Records for this task:
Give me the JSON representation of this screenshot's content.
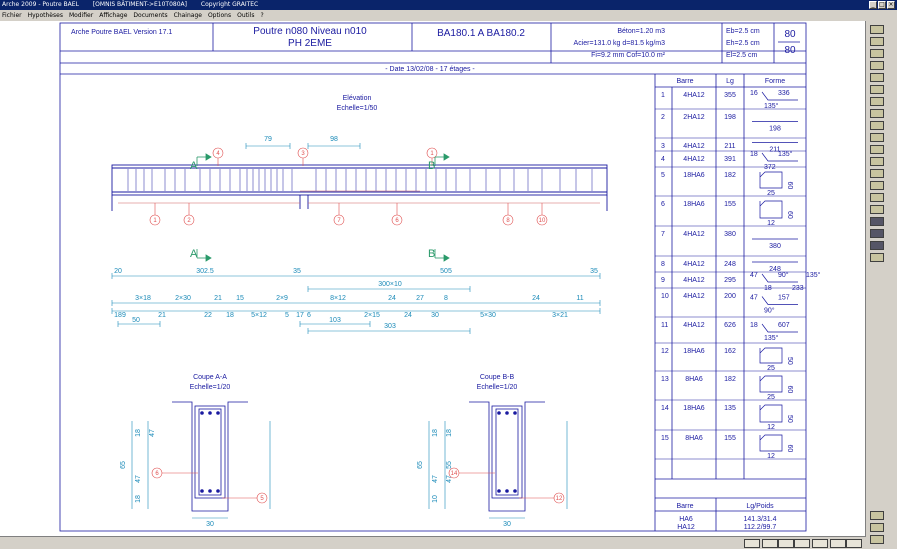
{
  "window": {
    "app_title": "Arche 2009 - Poutre BAEL",
    "document_title": "[OMNIS BÂTIMENT->E10T080A]",
    "copyright": "Copyright GRAITEC"
  },
  "menu": [
    "Fichier",
    "Hypothèses",
    "Modifier",
    "Affichage",
    "Documents",
    "Chainage",
    "Options",
    "Outils",
    "?"
  ],
  "header": {
    "software": "Arche Poutre BAEL Version 17.1",
    "beam_title": "Poutre n080 Niveau n010",
    "beam_subtitle": "PH 2EME",
    "reference": "BA180.1 A BA180.2",
    "beton": "Béton=1.20 m3",
    "acier": "Acier=131.0 kg d=81.5 kg/m3",
    "fi": "Fi=9.2 mm Cof=10.0 m²",
    "eb": "Eb=2.5 cm",
    "eh": "Eh=2.5 cm",
    "el": "El=2.5 cm",
    "count_top": "80",
    "count_bottom": "80",
    "date_line": "- Date 13/02/08 - 17 étages -"
  },
  "elevation": {
    "title": "Elévation",
    "scale": "Echelle=1/50",
    "dim_79": "79",
    "dim_98": "98",
    "sec_a": "A",
    "sec_b": "B",
    "marks_top": [
      "4",
      "3",
      "1"
    ],
    "marks_bottom": [
      "1",
      "2",
      "7",
      "6",
      "8",
      "10"
    ],
    "row1": [
      "20",
      "302.5",
      "35",
      "505",
      "35"
    ],
    "row2_left": [
      "3×18",
      "2×30",
      "21",
      "15",
      "2×9"
    ],
    "row2_right": [
      "300×10",
      "8×12",
      "24",
      "27",
      "8",
      "24",
      "11"
    ],
    "row3": [
      "18",
      "9",
      "21",
      "22",
      "18",
      "5×12",
      "5",
      "17",
      "6",
      "2×15",
      "24",
      "30",
      "5×30",
      "3×21"
    ],
    "row4": [
      "50",
      "103",
      "303"
    ]
  },
  "coupe_a": {
    "title": "Coupe A-A",
    "scale": "Echelle=1/20",
    "dims": [
      "18",
      "65",
      "47",
      "18",
      "47",
      "30"
    ],
    "marks": [
      "6",
      "5"
    ]
  },
  "coupe_b": {
    "title": "Coupe B-B",
    "scale": "Echelle=1/20",
    "dims": [
      "18",
      "65",
      "47",
      "10",
      "18",
      "55",
      "47",
      "30"
    ],
    "marks": [
      "14",
      "12"
    ]
  },
  "table": {
    "headers": [
      "Barre",
      "Lg",
      "Forme"
    ],
    "rows": [
      {
        "n": "1",
        "barre": "4HA12",
        "lg": "355",
        "forme": [
          "16",
          "135°",
          "336"
        ]
      },
      {
        "n": "2",
        "barre": "2HA12",
        "lg": "198",
        "forme": [
          "198"
        ]
      },
      {
        "n": "3",
        "barre": "4HA12",
        "lg": "211",
        "forme": [
          "211"
        ]
      },
      {
        "n": "4",
        "barre": "4HA12",
        "lg": "391",
        "forme": [
          "18",
          "372",
          "135°"
        ]
      },
      {
        "n": "5",
        "barre": "18HA6",
        "lg": "182",
        "forme": [
          "60",
          "25"
        ]
      },
      {
        "n": "6",
        "barre": "18HA6",
        "lg": "155",
        "forme": [
          "60",
          "12"
        ]
      },
      {
        "n": "7",
        "barre": "4HA12",
        "lg": "380",
        "forme": [
          "380"
        ]
      },
      {
        "n": "8",
        "barre": "4HA12",
        "lg": "248",
        "forme": [
          "248"
        ]
      },
      {
        "n": "9",
        "barre": "4HA12",
        "lg": "295",
        "forme": [
          "47",
          "18",
          "90°",
          "233",
          "135°"
        ]
      },
      {
        "n": "10",
        "barre": "4HA12",
        "lg": "200",
        "forme": [
          "47",
          "90°",
          "157"
        ]
      },
      {
        "n": "11",
        "barre": "4HA12",
        "lg": "626",
        "forme": [
          "18",
          "135°",
          "607"
        ]
      },
      {
        "n": "12",
        "barre": "18HA6",
        "lg": "162",
        "forme": [
          "50",
          "25"
        ]
      },
      {
        "n": "13",
        "barre": "8HA6",
        "lg": "182",
        "forme": [
          "60",
          "25"
        ]
      },
      {
        "n": "14",
        "barre": "18HA6",
        "lg": "135",
        "forme": [
          "50",
          "12"
        ]
      },
      {
        "n": "15",
        "barre": "8HA6",
        "lg": "155",
        "forme": [
          "60",
          "12"
        ]
      }
    ],
    "summary_headers": [
      "Barre",
      "Lg/Poids"
    ],
    "summary": [
      {
        "barre": "HA6",
        "lg": "141.3/31.4"
      },
      {
        "barre": "HA12",
        "lg": "112.2/99.7"
      }
    ]
  },
  "colors": {
    "drawing": "#1a1aa0",
    "dims": "#1a8ab8",
    "marks": "#e05050",
    "section": "#2a9a6a"
  }
}
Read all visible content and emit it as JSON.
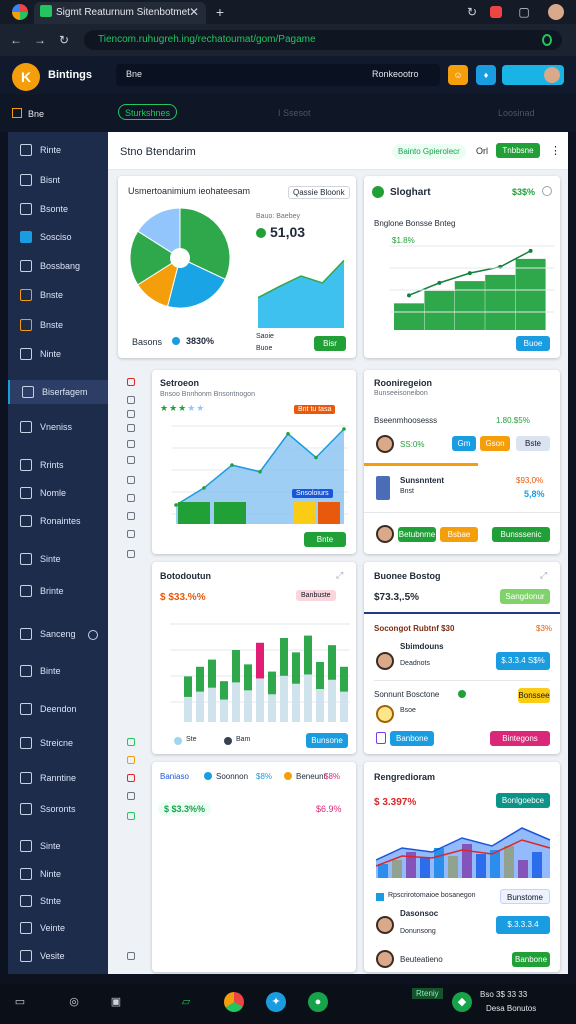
{
  "browser": {
    "tab_title": "Sigmt Reaturnum Sitenbotmet",
    "url": "Tiencom.ruhugreh.ing/rechatoumat/gom/Pagame",
    "tab_icon_color": "#22c55e"
  },
  "app": {
    "brand": "Bintings",
    "search_label": "Bne",
    "header_link": "Ronkeootro",
    "subnav_active": "Sturkshnes",
    "subnav_other": "I Ssesot",
    "subnav_other2": "Loosinad"
  },
  "sidebar": {
    "items": [
      {
        "label": "Rinte",
        "icon": "close-icon"
      },
      {
        "label": "Bisnt",
        "icon": "edit-icon"
      },
      {
        "label": "Bsonte",
        "icon": "box-icon"
      },
      {
        "label": "Sosciso",
        "icon": "doc-icon"
      },
      {
        "label": "Bossbang",
        "icon": "calendar-icon"
      },
      {
        "label": "Bnste",
        "icon": "folder-icon"
      },
      {
        "label": "Bnste",
        "icon": "folder-icon"
      },
      {
        "label": "Ninte",
        "icon": "chart-icon"
      },
      {
        "label": "Biserfagem",
        "icon": "settings-icon"
      },
      {
        "label": "Vneniss",
        "icon": "page-icon"
      },
      {
        "label": "Rrints",
        "icon": "list-icon"
      },
      {
        "label": "Nomle",
        "icon": "pen-icon"
      },
      {
        "label": "Ronaintes",
        "icon": "image-icon"
      },
      {
        "label": "Sinte",
        "icon": "box-icon"
      },
      {
        "label": "Brinte",
        "icon": "globe-icon"
      },
      {
        "label": "Sanceng",
        "icon": "chart-icon"
      },
      {
        "label": "Binte",
        "icon": "doc-icon"
      },
      {
        "label": "Deendon",
        "icon": "page-icon"
      },
      {
        "label": "Streicne",
        "icon": "edit-icon"
      },
      {
        "label": "Ranntine",
        "icon": "user-icon"
      },
      {
        "label": "Ssoronts",
        "icon": "list-icon"
      },
      {
        "label": "Sinte",
        "icon": "box-icon"
      },
      {
        "label": "Ninte",
        "icon": "chart-icon"
      },
      {
        "label": "Stnte",
        "icon": "globe-icon"
      },
      {
        "label": "Veinte",
        "icon": "doc-icon"
      },
      {
        "label": "Vesite",
        "icon": "mail-icon"
      }
    ]
  },
  "page": {
    "title": "Stno Btendarim",
    "chip": "Bainto Gpierolecr",
    "count": "Orl",
    "action_button": "Tnbbsne"
  },
  "cards": {
    "pie": {
      "title": "Usmertoanimium ieohateesam",
      "badge": "Qassie Bloonk",
      "kpi": "51,03",
      "kpi_sub": "Bauo: Baebey",
      "legend_a": "Basons",
      "legend_b": "3830%",
      "foot_a": "Saoie",
      "foot_b": "Buoe",
      "button": "Bisr"
    },
    "stat": {
      "title": "Sloghart",
      "value": "$3$%",
      "subtitle": "Bnglone Bonsse Bnteg",
      "subvalue": "$1.8%",
      "button": "Buoe"
    },
    "area": {
      "title": "Setroeon",
      "subtitle": "Bnsoo Bnnhonm Bnsontnogon",
      "tag": "Bnt tu tasa",
      "legend": "Snsoloiurs",
      "button": "Bnte"
    },
    "list": {
      "title": "Rooniregeion",
      "subtitle": "Bunseeisoneibon",
      "value1": "Bseenmhoosesss",
      "value2": "1.80.$5%",
      "row1_pct": "SS:0%",
      "row1_b1": "Gm",
      "row1_b2": "Gson",
      "row1_b3": "Bste",
      "row2_title": "Sunsnntent",
      "row2_sub": "Bnst",
      "row2_pct": "5,8%",
      "row2_pct2": "$93,0%",
      "row3_chip": "Betubnme",
      "row3_b2": "Bsbae",
      "row3_button": "Bunsssenic"
    },
    "bars": {
      "title": "Botodoutun",
      "value": "$ $33.%%",
      "tag": "Banbuste",
      "legend_a": "Ste",
      "legend_b": "Bam",
      "button": "Bunsone"
    },
    "sales": {
      "title": "Buonee Bostog",
      "value": "$73.3,.5%",
      "tag": "Sangdonur",
      "row1_title": "Socongot Rubtnf $30",
      "row1_pct": "$3%",
      "row1_name": "Sbimdouns",
      "row1_sub": "Deadnots",
      "row1_button": "$.3.3.4 S$%",
      "row2_title": "Sonnunt Bosctone",
      "row2_tag": "Bonssee",
      "row2_name": "Bsoe",
      "row3_button": "Banbone",
      "row3_tag": "Bintegons"
    },
    "mini": {
      "title": "Baniaso",
      "legend_a": "Soonnon",
      "legend_a_pct": "$8%",
      "legend_b": "Beneunt",
      "legend_b_pct": "$8%",
      "value": "$ $3.3%%",
      "value2": "$6.9%"
    },
    "combo": {
      "title": "Rengredioram",
      "value": "$ 3.397%",
      "tag": "Bonlgoebce",
      "row1": "Rpscrirotomaioe bosanegon",
      "row1_tag": "Bunstome",
      "row2_name": "Dasonsoc",
      "row2_sub": "Donunsong",
      "row2_button": "$.3.3.3.4",
      "row3_name": "Beuteatieno",
      "row3_button": "Banbone"
    }
  },
  "taskbar": {
    "clock": "Bso 3$ 33 33",
    "date": "Desa Bonutos",
    "tag": "Rteniy"
  },
  "colors": {
    "green": "#22a038",
    "blue": "#1a9ce0",
    "orange": "#f59e0b",
    "sidebar": "#1e2c4c"
  },
  "chart_data": [
    {
      "type": "pie",
      "values": [
        32,
        22,
        12,
        18,
        16
      ],
      "colors": [
        "#2ea84a",
        "#19a4e6",
        "#f59e0b",
        "#2ea84a",
        "#93c5fd"
      ],
      "legend": [
        "Basons",
        "3830%"
      ]
    },
    {
      "type": "area",
      "x": [
        1,
        2,
        3,
        4,
        5
      ],
      "values": [
        35,
        48,
        60,
        52,
        78
      ]
    },
    {
      "type": "bar",
      "values": [
        30,
        44,
        55,
        62,
        80
      ]
    },
    {
      "type": "bar",
      "values": [
        38,
        46,
        52,
        34,
        60,
        48,
        66,
        42,
        70,
        58,
        72,
        50,
        64,
        46
      ]
    }
  ]
}
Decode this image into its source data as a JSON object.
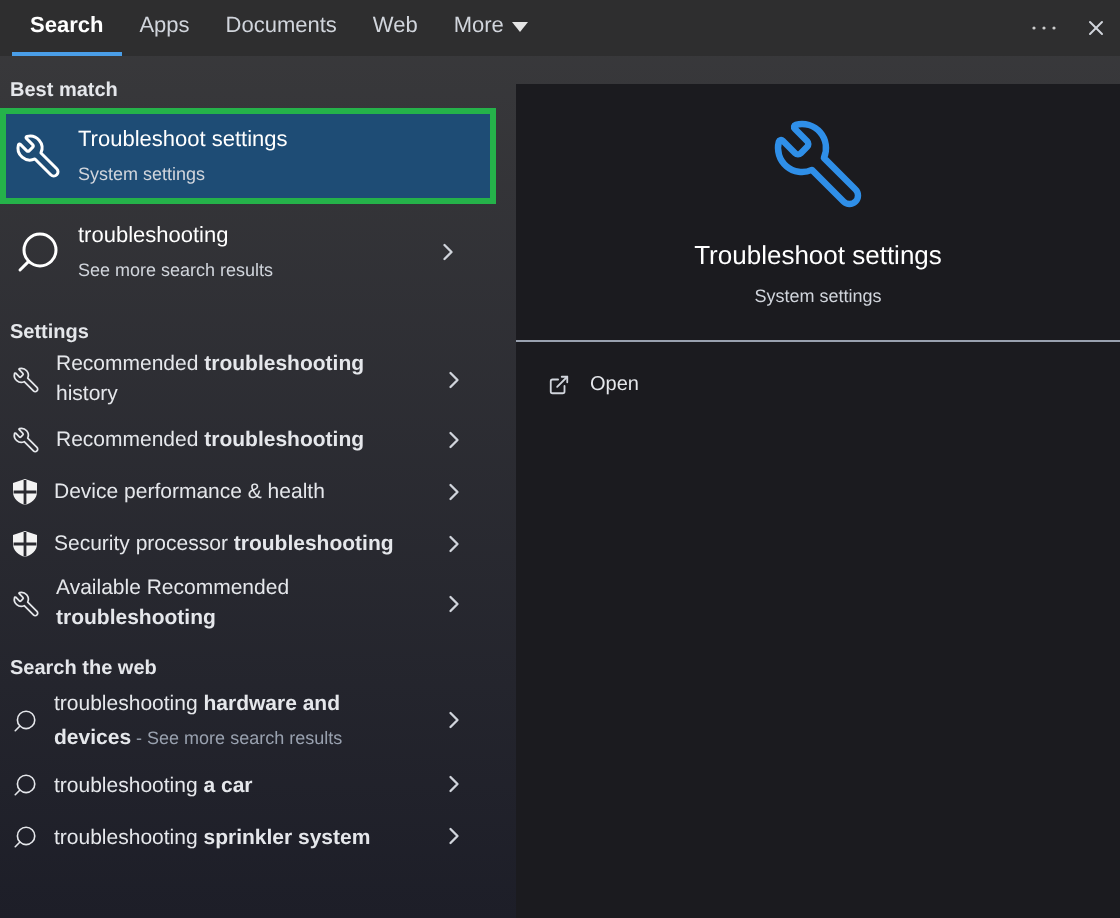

To do: From the data above, pick out each line containing "BAEL" and copy it.

Result of this exercise:
    "app_title": "Arche 2009 - Poutre BAEL",
    "software": "Arche Poutre BAEL Version 17.1",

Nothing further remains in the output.